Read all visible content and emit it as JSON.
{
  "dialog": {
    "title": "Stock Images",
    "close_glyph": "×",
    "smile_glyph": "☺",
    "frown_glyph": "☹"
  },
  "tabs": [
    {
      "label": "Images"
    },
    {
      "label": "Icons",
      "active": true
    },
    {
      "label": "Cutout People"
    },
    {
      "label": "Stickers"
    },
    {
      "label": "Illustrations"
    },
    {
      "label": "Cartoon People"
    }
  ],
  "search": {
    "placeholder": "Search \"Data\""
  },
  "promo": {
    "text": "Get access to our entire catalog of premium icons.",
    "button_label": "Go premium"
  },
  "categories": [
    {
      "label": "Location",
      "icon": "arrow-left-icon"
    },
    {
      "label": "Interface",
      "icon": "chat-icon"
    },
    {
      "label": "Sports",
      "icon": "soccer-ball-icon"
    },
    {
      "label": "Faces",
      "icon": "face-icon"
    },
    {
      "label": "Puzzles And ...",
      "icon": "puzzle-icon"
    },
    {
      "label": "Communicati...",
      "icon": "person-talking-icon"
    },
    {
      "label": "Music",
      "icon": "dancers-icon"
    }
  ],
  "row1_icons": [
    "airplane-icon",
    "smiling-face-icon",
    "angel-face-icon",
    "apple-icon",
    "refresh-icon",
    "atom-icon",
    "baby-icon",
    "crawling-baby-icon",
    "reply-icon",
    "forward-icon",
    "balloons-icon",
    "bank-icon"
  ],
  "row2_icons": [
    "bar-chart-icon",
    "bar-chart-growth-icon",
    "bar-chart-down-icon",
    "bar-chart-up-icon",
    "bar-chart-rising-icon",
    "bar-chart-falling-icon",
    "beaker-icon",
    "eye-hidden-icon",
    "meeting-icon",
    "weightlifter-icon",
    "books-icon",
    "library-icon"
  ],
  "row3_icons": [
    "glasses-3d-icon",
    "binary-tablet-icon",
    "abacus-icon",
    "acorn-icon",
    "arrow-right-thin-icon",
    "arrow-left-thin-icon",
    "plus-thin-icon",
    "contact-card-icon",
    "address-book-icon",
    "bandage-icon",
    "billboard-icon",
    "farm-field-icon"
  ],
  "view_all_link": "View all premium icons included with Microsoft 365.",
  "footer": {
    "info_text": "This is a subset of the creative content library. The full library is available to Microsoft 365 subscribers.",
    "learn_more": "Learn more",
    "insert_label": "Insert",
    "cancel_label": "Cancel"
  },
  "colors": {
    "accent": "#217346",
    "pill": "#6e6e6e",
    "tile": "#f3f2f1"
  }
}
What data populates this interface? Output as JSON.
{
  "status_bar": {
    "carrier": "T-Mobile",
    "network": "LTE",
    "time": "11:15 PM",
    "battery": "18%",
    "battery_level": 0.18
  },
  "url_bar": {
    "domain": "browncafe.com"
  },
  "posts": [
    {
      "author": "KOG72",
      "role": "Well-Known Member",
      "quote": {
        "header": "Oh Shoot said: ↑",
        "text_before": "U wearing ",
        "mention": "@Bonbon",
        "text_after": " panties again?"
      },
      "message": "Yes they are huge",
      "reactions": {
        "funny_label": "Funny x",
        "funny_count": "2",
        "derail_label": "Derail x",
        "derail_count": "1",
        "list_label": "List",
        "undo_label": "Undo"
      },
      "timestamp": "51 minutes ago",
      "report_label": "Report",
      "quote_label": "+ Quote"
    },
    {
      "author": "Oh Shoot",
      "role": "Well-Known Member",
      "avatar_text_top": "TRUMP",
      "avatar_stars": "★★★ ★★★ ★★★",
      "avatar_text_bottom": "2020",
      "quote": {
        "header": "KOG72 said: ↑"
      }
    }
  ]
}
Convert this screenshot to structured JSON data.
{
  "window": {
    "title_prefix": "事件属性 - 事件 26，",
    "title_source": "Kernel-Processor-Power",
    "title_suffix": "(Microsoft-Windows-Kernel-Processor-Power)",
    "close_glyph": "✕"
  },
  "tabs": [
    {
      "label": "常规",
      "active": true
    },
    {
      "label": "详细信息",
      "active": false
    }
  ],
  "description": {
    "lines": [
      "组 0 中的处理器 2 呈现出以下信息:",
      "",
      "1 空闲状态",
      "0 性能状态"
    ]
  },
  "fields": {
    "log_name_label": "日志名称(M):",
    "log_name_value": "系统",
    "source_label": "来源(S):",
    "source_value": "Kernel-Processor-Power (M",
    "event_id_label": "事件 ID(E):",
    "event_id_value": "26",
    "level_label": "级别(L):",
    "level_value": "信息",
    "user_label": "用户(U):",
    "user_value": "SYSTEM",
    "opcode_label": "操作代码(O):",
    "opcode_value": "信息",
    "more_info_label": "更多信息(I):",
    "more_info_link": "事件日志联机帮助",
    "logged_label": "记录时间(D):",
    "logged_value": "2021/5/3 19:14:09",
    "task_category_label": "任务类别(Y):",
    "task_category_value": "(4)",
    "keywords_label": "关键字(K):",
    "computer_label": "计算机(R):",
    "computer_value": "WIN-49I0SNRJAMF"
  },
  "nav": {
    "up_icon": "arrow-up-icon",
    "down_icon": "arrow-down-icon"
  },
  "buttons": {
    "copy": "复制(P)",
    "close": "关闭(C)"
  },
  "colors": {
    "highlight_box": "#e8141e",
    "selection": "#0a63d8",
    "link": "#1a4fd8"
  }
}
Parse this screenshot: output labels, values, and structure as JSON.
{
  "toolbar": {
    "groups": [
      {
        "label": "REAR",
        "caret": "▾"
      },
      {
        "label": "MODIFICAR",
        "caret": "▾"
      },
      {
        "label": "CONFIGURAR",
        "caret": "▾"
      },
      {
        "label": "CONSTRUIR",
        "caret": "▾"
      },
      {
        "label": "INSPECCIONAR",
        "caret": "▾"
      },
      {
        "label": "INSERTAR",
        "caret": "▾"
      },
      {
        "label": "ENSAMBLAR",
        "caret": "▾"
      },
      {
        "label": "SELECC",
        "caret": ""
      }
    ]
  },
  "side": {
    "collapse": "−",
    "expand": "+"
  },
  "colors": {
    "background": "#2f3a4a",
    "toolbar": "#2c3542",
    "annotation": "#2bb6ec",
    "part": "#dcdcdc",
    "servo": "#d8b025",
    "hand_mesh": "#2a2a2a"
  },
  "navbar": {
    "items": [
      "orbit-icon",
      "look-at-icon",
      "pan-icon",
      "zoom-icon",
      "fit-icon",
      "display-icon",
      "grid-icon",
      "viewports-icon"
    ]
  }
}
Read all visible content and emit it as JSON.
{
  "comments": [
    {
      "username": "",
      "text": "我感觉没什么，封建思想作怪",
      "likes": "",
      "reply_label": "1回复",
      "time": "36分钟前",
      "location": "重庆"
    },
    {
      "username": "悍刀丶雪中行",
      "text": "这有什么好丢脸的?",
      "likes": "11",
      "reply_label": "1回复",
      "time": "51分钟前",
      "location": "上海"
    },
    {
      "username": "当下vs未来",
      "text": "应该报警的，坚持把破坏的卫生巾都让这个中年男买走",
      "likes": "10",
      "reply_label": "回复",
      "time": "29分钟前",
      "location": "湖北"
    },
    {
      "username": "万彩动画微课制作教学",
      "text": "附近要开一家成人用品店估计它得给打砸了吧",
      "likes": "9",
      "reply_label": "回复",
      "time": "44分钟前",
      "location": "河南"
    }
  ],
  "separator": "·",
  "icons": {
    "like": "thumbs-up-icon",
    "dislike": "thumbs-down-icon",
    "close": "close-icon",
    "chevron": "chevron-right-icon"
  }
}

[What is asked]
Transcribe every record above exactly as it appears.

[Task answer]
Read all visible content and emit it as JSON.
{
  "dialog": {
    "title": "Stock Images",
    "close_glyph": "×",
    "smile_glyph": "☺",
    "frown_glyph": "☹"
  },
  "tabs": [
    {
      "label": "Images"
    },
    {
      "label": "Icons",
      "active": true
    },
    {
      "label": "Cutout People"
    },
    {
      "label": "Stickers"
    },
    {
      "label": "Illustrations"
    },
    {
      "label": "Cartoon People"
    }
  ],
  "search": {
    "placeholder": "Search \"Data\""
  },
  "promo": {
    "text": "Get access to our entire catalog of premium icons.",
    "button_label": "Go premium"
  },
  "categories": [
    {
      "label": "Location",
      "icon": "arrow-left-icon"
    },
    {
      "label": "Interface",
      "icon": "chat-icon"
    },
    {
      "label": "Sports",
      "icon": "soccer-ball-icon"
    },
    {
      "label": "Faces",
      "icon": "face-icon"
    },
    {
      "label": "Puzzles And ...",
      "icon": "puzzle-icon"
    },
    {
      "label": "Communicati...",
      "icon": "person-talking-icon"
    },
    {
      "label": "Music",
      "icon": "dancers-icon"
    }
  ],
  "row1_icons": [
    "airplane-icon",
    "smiling-face-icon",
    "angel-face-icon",
    "apple-icon",
    "refresh-icon",
    "atom-icon",
    "baby-icon",
    "crawling-baby-icon",
    "reply-icon",
    "forward-icon",
    "balloons-icon",
    "bank-icon"
  ],
  "row2_icons": [
    "bar-chart-icon",
    "bar-chart-growth-icon",
    "bar-chart-down-icon",
    "bar-chart-up-icon",
    "bar-chart-rising-icon",
    "bar-chart-falling-icon",
    "beaker-icon",
    "eye-hidden-icon",
    "meeting-icon",
    "weightlifter-icon",
    "books-icon",
    "library-icon"
  ],
  "row3_icons": [
    "glasses-3d-icon",
    "binary-tablet-icon",
    "abacus-icon",
    "acorn-icon",
    "arrow-right-thin-icon",
    "arrow-left-thin-icon",
    "plus-thin-icon",
    "contact-card-icon",
    "address-book-icon",
    "bandage-icon",
    "billboard-icon",
    "farm-field-icon"
  ],
  "view_all_link": "View all premium icons included with Microsoft 365.",
  "footer": {
    "info_text": "This is a subset of the creative content library. The full library is available to Microsoft 365 subscribers.",
    "learn_more": "Learn more",
    "insert_label": "Insert",
    "cancel_label": "Cancel"
  },
  "colors": {
    "accent": "#217346",
    "pill": "#6e6e6e",
    "tile": "#f3f2f1"
  }
}
What data populates this interface? Output as JSON.
{
  "status_bar": {
    "carrier": "T-Mobile",
    "network": "LTE",
    "time": "11:15 PM",
    "battery": "18%",
    "battery_level": 0.18
  },
  "url_bar": {
    "domain": "browncafe.com"
  },
  "posts": [
    {
      "author": "KOG72",
      "role": "Well-Known Member",
      "quote": {
        "header": "Oh Shoot said: ↑",
        "text_before": "U wearing ",
        "mention": "@Bonbon",
        "text_after": " panties again?"
      },
      "message": "Yes they are huge",
      "reactions": {
        "funny_label": "Funny x",
        "funny_count": "2",
        "derail_label": "Derail x",
        "derail_count": "1",
        "list_label": "List",
        "undo_label": "Undo"
      },
      "timestamp": "51 minutes ago",
      "report_label": "Report",
      "quote_label": "+ Quote"
    },
    {
      "author": "Oh Shoot",
      "role": "Well-Known Member",
      "avatar_text_top": "TRUMP",
      "avatar_stars": "★★★ ★★★ ★★★",
      "avatar_text_bottom": "2020",
      "quote": {
        "header": "KOG72 said: ↑"
      }
    }
  ]
}
Convert this screenshot to structured JSON data.
{
  "window": {
    "title_prefix": "事件属性 - 事件 26，",
    "title_source": "Kernel-Processor-Power",
    "title_suffix": "(Microsoft-Windows-Kernel-Processor-Power)",
    "close_glyph": "✕"
  },
  "tabs": [
    {
      "label": "常规",
      "active": true
    },
    {
      "label": "详细信息",
      "active": false
    }
  ],
  "description": {
    "lines": [
      "组 0 中的处理器 2 呈现出以下信息:",
      "",
      "1 空闲状态",
      "0 性能状态"
    ]
  },
  "fields": {
    "log_name_label": "日志名称(M):",
    "log_name_value": "系统",
    "source_label": "来源(S):",
    "source_value": "Kernel-Processor-Power (M",
    "event_id_label": "事件 ID(E):",
    "event_id_value": "26",
    "level_label": "级别(L):",
    "level_value": "信息",
    "user_label": "用户(U):",
    "user_value": "SYSTEM",
    "opcode_label": "操作代码(O):",
    "opcode_value": "信息",
    "more_info_label": "更多信息(I):",
    "more_info_link": "事件日志联机帮助",
    "logged_label": "记录时间(D):",
    "logged_value": "2021/5/3 19:14:09",
    "task_category_label": "任务类别(Y):",
    "task_category_value": "(4)",
    "keywords_label": "关键字(K):",
    "computer_label": "计算机(R):",
    "computer_value": "WIN-49I0SNRJAMF"
  },
  "nav": {
    "up_icon": "arrow-up-icon",
    "down_icon": "arrow-down-icon"
  },
  "buttons": {
    "copy": "复制(P)",
    "close": "关闭(C)"
  },
  "colors": {
    "highlight_box": "#e8141e",
    "selection": "#0a63d8",
    "link": "#1a4fd8"
  }
}
Parse this screenshot: output labels, values, and structure as JSON.
{
  "toolbar": {
    "groups": [
      {
        "label": "REAR",
        "caret": "▾"
      },
      {
        "label": "MODIFICAR",
        "caret": "▾"
      },
      {
        "label": "CONFIGURAR",
        "caret": "▾"
      },
      {
        "label": "CONSTRUIR",
        "caret": "▾"
      },
      {
        "label": "INSPECCIONAR",
        "caret": "▾"
      },
      {
        "label": "INSERTAR",
        "caret": "▾"
      },
      {
        "label": "ENSAMBLAR",
        "caret": "▾"
      },
      {
        "label": "SELECC",
        "caret": ""
      }
    ]
  },
  "side": {
    "collapse": "−",
    "expand": "+"
  },
  "colors": {
    "background": "#2f3a4a",
    "toolbar": "#2c3542",
    "annotation": "#2bb6ec",
    "part": "#dcdcdc",
    "servo": "#d8b025",
    "hand_mesh": "#2a2a2a"
  },
  "navbar": {
    "items": [
      "orbit-icon",
      "look-at-icon",
      "pan-icon",
      "zoom-icon",
      "fit-icon",
      "display-icon",
      "grid-icon",
      "viewports-icon"
    ]
  }
}
Read all visible content and emit it as JSON.
{
  "comments": [
    {
      "username": "",
      "text": "我感觉没什么，封建思想作怪",
      "likes": "",
      "reply_label": "1回复",
      "time": "36分钟前",
      "location": "重庆"
    },
    {
      "username": "悍刀丶雪中行",
      "text": "这有什么好丢脸的?",
      "likes": "11",
      "reply_label": "1回复",
      "time": "51分钟前",
      "location": "上海"
    },
    {
      "username": "当下vs未来",
      "text": "应该报警的，坚持把破坏的卫生巾都让这个中年男买走",
      "likes": "10",
      "reply_label": "回复",
      "time": "29分钟前",
      "location": "湖北"
    },
    {
      "username": "万彩动画微课制作教学",
      "text": "附近要开一家成人用品店估计它得给打砸了吧",
      "likes": "9",
      "reply_label": "回复",
      "time": "44分钟前",
      "location": "河南"
    }
  ],
  "separator": "·",
  "icons": {
    "like": "thumbs-up-icon",
    "dislike": "thumbs-down-icon",
    "close": "close-icon",
    "chevron": "chevron-right-icon"
  }
}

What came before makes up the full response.